Exercise task:
Can you pull out each line of the data below that includes the word "tailed"?

------------------------------------------------------------------------

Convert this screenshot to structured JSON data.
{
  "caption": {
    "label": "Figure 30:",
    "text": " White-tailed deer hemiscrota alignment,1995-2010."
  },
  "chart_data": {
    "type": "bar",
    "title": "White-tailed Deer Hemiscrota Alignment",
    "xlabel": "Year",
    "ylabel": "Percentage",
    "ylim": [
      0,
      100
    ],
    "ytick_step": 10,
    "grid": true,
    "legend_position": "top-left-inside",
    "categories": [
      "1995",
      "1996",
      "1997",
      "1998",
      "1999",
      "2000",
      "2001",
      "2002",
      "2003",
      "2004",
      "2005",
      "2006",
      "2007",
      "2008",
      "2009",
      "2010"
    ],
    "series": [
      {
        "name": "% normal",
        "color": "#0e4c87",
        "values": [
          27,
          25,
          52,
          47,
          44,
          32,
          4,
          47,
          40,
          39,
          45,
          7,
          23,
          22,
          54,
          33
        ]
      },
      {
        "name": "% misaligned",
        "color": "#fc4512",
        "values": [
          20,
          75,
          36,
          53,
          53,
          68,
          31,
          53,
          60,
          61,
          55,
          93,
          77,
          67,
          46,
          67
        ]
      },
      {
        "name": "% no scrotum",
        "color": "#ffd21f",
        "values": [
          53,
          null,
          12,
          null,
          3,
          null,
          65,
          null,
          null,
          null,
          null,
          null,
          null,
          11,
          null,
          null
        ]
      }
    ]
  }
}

------------------------------------------------------------------------

Written solution:
    "text": " White-tailed deer hemiscrota alignment,1995-2010."
    "title": "White-tailed Deer Hemiscrota Alignment",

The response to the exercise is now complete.